Short task
Filter the entries that follow, copying every line in which the word "расходе" appears.

-- Start of Input data --

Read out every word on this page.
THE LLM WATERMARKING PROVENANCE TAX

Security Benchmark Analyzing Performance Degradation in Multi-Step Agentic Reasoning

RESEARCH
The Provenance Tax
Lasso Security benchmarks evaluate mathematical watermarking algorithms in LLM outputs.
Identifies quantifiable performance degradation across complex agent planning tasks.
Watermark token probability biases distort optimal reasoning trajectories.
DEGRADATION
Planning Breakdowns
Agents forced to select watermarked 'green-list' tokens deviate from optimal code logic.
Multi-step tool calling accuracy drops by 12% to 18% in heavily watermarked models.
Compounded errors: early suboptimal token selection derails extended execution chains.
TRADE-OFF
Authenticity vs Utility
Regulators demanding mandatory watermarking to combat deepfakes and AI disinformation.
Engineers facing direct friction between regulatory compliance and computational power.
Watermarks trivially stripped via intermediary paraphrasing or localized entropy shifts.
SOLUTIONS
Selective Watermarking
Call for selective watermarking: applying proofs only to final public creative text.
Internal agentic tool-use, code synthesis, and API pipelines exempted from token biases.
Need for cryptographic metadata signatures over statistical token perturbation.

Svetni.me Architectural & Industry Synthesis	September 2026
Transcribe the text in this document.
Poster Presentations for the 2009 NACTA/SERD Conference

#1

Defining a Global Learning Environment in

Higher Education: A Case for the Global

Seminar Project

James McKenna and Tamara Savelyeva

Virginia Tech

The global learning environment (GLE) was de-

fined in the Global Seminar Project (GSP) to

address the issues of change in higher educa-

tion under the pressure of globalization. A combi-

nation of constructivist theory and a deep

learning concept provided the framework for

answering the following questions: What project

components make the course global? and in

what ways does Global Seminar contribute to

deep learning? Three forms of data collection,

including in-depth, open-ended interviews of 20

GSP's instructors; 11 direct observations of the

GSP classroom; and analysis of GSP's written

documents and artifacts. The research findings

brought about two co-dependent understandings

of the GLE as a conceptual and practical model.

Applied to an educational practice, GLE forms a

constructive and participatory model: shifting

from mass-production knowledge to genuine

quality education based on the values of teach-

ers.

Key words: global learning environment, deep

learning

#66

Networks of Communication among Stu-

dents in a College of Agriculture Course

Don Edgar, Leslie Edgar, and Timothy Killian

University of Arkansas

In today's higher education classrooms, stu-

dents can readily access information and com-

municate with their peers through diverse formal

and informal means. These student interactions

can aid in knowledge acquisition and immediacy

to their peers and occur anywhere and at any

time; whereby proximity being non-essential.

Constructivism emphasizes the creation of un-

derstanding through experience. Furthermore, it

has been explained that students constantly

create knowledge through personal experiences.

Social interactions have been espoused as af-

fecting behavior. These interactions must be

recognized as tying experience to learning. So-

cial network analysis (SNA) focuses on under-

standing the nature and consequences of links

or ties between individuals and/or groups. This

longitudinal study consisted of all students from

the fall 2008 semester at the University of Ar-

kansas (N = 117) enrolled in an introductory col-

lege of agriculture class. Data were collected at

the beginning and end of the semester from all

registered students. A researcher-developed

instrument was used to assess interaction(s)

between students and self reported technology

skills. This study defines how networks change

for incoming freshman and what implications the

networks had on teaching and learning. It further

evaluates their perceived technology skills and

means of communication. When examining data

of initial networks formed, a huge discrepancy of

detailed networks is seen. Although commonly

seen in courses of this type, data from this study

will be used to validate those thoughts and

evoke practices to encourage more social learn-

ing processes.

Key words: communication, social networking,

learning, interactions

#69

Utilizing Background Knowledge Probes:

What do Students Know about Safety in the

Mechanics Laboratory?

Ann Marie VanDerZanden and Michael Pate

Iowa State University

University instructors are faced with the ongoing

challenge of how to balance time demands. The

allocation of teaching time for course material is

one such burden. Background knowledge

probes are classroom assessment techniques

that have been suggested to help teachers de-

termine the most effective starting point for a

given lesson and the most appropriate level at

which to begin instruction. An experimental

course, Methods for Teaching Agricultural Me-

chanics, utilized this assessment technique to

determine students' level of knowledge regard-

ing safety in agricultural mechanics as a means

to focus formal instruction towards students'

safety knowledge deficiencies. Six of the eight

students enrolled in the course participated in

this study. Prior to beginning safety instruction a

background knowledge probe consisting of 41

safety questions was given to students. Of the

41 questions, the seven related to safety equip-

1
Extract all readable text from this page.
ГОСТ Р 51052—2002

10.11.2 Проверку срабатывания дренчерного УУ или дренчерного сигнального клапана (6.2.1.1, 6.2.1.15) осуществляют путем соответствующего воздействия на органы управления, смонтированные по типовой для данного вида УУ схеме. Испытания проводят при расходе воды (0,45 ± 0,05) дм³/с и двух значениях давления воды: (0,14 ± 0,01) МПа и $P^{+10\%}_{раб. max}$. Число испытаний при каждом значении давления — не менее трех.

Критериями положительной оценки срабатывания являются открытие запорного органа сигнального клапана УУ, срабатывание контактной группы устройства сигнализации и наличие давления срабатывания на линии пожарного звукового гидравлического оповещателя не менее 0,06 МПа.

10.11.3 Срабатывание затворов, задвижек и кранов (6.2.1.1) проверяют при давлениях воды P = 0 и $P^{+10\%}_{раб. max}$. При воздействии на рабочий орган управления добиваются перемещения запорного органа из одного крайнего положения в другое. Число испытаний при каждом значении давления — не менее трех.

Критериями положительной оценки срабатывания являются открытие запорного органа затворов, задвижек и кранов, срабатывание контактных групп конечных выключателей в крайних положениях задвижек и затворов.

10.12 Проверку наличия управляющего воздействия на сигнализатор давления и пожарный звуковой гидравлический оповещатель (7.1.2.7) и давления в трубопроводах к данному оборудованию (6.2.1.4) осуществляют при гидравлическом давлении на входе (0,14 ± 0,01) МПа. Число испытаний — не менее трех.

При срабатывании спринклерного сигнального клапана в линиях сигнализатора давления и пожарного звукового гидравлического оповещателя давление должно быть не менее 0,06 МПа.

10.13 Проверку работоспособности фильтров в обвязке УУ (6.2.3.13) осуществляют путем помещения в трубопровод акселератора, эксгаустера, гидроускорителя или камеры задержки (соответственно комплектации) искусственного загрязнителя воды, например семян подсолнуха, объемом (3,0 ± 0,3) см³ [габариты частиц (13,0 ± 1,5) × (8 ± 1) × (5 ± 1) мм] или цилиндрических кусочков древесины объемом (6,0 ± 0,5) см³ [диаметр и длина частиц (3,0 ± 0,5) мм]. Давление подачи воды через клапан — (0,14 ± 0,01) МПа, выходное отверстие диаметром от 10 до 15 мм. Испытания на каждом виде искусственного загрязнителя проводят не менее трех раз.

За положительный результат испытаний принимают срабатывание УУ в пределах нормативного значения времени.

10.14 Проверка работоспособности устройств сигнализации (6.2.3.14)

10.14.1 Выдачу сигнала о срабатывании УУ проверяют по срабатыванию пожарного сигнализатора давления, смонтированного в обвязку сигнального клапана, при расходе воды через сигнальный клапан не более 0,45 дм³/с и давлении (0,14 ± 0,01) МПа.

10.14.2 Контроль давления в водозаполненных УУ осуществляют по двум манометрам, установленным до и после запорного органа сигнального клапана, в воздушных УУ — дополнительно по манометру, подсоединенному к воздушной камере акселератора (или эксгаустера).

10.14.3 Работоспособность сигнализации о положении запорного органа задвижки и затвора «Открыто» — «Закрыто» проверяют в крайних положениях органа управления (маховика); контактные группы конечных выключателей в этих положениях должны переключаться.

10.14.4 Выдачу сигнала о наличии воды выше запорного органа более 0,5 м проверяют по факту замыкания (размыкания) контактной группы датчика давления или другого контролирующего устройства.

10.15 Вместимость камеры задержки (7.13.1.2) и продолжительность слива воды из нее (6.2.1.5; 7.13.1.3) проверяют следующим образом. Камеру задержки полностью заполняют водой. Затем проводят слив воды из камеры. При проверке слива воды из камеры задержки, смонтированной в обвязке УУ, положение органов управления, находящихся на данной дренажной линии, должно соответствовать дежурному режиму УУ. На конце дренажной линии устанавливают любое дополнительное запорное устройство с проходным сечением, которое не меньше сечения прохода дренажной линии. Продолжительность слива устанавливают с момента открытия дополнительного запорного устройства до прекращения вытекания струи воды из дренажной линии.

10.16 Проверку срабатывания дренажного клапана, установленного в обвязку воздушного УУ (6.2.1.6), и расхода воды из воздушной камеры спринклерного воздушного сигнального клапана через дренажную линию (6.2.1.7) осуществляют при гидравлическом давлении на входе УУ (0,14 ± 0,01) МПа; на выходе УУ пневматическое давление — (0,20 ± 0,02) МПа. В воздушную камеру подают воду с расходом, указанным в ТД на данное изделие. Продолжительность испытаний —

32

-- End of Input data --

Solution to this exercise
10.11.2 Проверку срабатывания дренчерного УУ или дренчерного сигнального клапана (6.2.1.1, 6.2.1.15) осуществляют путем соответствующего воздействия на органы управления, смонтированные по типовой для данного вида УУ схеме. Испытания проводят при расходе воды (0,45 ± 0,05) дм³/с и двух значениях давления воды: (0,14 ± 0,01) МПа и $P^{+10\%}_{раб. max}$. Число испытаний при каждом значении давления — не менее трех.
10.14.1 Выдачу сигнала о срабатывании УУ проверяют по срабатыванию пожарного сигнализатора давления, смонтированного в обвязку сигнального клапана, при расходе воды через сигнальный клапан не более 0,45 дм³/с и давлении (0,14 ± 0,01) МПа.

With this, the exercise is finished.